Excerpt provided »
Search code examples
apache-pig

How to use -tagFile option with CSVExcelStorage in Pig


I have to get the filename with each row so i used

data = LOAD 'data.csv' using PigStorage(',','-tagFile') AS (filename:chararray);

But in data.csv some columns have comma(,) in content as well so to handle comma issue i used

data = LOAD 'data.csv' using org.apache.pig.piggybank.storage.CSVExcelStorage()AS (filename:chararray);

But I didn't get any option to use -tagFile option with CSVExcelStorage. Please let me know how can i use CSVExcelStorage and -tagFile option at once?

Thanks


Solution

  • I got the way to perform both operation(get the file name in each row and replace delimiter if it appears in column content)

Material »
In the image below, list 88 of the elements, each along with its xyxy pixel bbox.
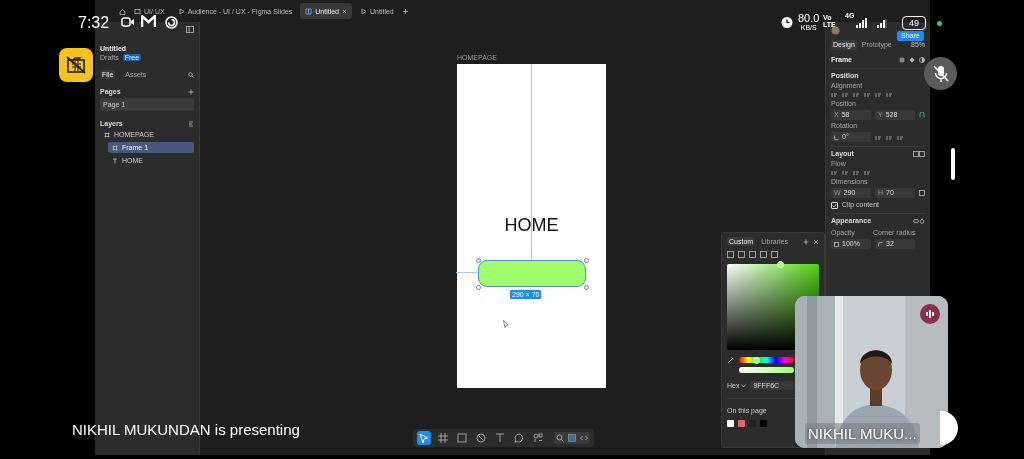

Problem statement »
In the Pig thread about CSVExcelStorage, which loader did the poster switch to because some columns contain commas? The material that comes after the thread is separate from it.

Correct output »
org.apache.pig.piggybank.storage.CSVExcelStorage()